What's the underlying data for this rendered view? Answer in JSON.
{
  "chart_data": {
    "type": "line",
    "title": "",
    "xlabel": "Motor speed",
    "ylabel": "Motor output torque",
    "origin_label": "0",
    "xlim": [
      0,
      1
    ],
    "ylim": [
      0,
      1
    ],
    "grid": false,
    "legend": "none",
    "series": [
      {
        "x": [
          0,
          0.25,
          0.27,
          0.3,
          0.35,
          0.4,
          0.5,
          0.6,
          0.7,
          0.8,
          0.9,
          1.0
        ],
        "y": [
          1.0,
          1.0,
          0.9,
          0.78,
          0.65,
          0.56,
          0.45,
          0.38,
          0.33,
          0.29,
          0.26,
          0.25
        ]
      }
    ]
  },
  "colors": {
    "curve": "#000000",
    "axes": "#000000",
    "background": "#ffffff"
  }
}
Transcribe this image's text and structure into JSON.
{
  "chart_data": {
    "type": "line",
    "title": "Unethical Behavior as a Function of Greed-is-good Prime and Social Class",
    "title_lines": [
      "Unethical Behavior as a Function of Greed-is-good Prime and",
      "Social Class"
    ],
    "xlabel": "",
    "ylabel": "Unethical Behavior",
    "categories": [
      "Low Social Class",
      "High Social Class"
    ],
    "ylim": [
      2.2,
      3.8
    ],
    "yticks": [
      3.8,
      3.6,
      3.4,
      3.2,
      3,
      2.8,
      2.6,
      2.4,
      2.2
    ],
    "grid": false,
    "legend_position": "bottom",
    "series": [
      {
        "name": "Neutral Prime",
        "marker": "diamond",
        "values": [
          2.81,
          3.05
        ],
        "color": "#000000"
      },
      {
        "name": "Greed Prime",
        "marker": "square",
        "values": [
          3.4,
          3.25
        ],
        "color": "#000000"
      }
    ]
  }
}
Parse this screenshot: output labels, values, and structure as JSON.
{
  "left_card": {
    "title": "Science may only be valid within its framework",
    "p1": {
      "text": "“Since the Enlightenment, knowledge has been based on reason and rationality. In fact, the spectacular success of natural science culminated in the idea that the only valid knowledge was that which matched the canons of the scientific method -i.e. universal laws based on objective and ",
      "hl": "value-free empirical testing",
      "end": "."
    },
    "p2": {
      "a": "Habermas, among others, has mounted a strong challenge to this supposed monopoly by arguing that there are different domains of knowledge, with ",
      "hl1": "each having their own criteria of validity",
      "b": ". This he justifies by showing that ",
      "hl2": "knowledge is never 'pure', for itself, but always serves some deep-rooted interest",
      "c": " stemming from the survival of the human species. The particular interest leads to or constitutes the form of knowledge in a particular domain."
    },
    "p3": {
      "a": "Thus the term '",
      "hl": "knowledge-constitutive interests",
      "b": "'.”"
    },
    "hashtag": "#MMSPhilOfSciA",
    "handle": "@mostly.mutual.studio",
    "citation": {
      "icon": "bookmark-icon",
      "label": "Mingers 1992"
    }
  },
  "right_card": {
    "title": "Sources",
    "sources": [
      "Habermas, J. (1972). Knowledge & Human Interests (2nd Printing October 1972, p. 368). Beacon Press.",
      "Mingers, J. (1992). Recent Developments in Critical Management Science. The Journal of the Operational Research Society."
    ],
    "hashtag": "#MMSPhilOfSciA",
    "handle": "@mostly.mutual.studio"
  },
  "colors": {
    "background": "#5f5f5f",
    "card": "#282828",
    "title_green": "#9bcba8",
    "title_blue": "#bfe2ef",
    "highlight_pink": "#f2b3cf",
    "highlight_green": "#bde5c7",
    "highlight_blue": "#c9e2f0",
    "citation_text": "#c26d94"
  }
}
========
» Short exercise
Reproduce the listing above verbatim, from first line to last.

» Task answer
What's the underlying data for this rendered view? Answer in JSON.
{
  "chart_data": {
    "type": "line",
    "title": "",
    "xlabel": "Motor speed",
    "ylabel": "Motor output torque",
    "origin_label": "0",
    "xlim": [
      0,
      1
    ],
    "ylim": [
      0,
      1
    ],
    "grid": false,
    "legend": "none",
    "series": [
      {
        "x": [
          0,
          0.25,
          0.27,
          0.3,
          0.35,
          0.4,
          0.5,
          0.6,
          0.7,
          0.8,
          0.9,
          1.0
        ],
        "y": [
          1.0,
          1.0,
          0.9,
          0.78,
          0.65,
          0.56,
          0.45,
          0.38,
          0.33,
          0.29,
          0.26,
          0.25
        ]
      }
    ]
  },
  "colors": {
    "curve": "#000000",
    "axes": "#000000",
    "background": "#ffffff"
  }
}
Transcribe this image's text and structure into JSON.
{
  "chart_data": {
    "type": "line",
    "title": "Unethical Behavior as a Function of Greed-is-good Prime and Social Class",
    "title_lines": [
      "Unethical Behavior as a Function of Greed-is-good Prime and",
      "Social Class"
    ],
    "xlabel": "",
    "ylabel": "Unethical Behavior",
    "categories": [
      "Low Social Class",
      "High Social Class"
    ],
    "ylim": [
      2.2,
      3.8
    ],
    "yticks": [
      3.8,
      3.6,
      3.4,
      3.2,
      3,
      2.8,
      2.6,
      2.4,
      2.2
    ],
    "grid": false,
    "legend_position": "bottom",
    "series": [
      {
        "name": "Neutral Prime",
        "marker": "diamond",
        "values": [
          2.81,
          3.05
        ],
        "color": "#000000"
      },
      {
        "name": "Greed Prime",
        "marker": "square",
        "values": [
          3.4,
          3.25
        ],
        "color": "#000000"
      }
    ]
  }
}
Parse this screenshot: output labels, values, and structure as JSON.
{
  "left_card": {
    "title": "Science may only be valid within its framework",
    "p1": {
      "text": "“Since the Enlightenment, knowledge has been based on reason and rationality. In fact, the spectacular success of natural science culminated in the idea that the only valid knowledge was that which matched the canons of the scientific method -i.e. universal laws based on objective and ",
      "hl": "value-free empirical testing",
      "end": "."
    },
    "p2": {
      "a": "Habermas, among others, has mounted a strong challenge to this supposed monopoly by arguing that there are different domains of knowledge, with ",
      "hl1": "each having their own criteria of validity",
      "b": ". This he justifies by showing that ",
      "hl2": "knowledge is never 'pure', for itself, but always serves some deep-rooted interest",
      "c": " stemming from the survival of the human species. The particular interest leads to or constitutes the form of knowledge in a particular domain."
    },
    "p3": {
      "a": "Thus the term '",
      "hl": "knowledge-constitutive interests",
      "b": "'.”"
    },
    "hashtag": "#MMSPhilOfSciA",
    "handle": "@mostly.mutual.studio",
    "citation": {
      "icon": "bookmark-icon",
      "label": "Mingers 1992"
    }
  },
  "right_card": {
    "title": "Sources",
    "sources": [
      "Habermas, J. (1972). Knowledge & Human Interests (2nd Printing October 1972, p. 368). Beacon Press.",
      "Mingers, J. (1992). Recent Developments in Critical Management Science. The Journal of the Operational Research Society."
    ],
    "hashtag": "#MMSPhilOfSciA",
    "handle": "@mostly.mutual.studio"
  },
  "colors": {
    "background": "#5f5f5f",
    "card": "#282828",
    "title_green": "#9bcba8",
    "title_blue": "#bfe2ef",
    "highlight_pink": "#f2b3cf",
    "highlight_green": "#bde5c7",
    "highlight_blue": "#c9e2f0",
    "citation_text": "#c26d94"
  }
}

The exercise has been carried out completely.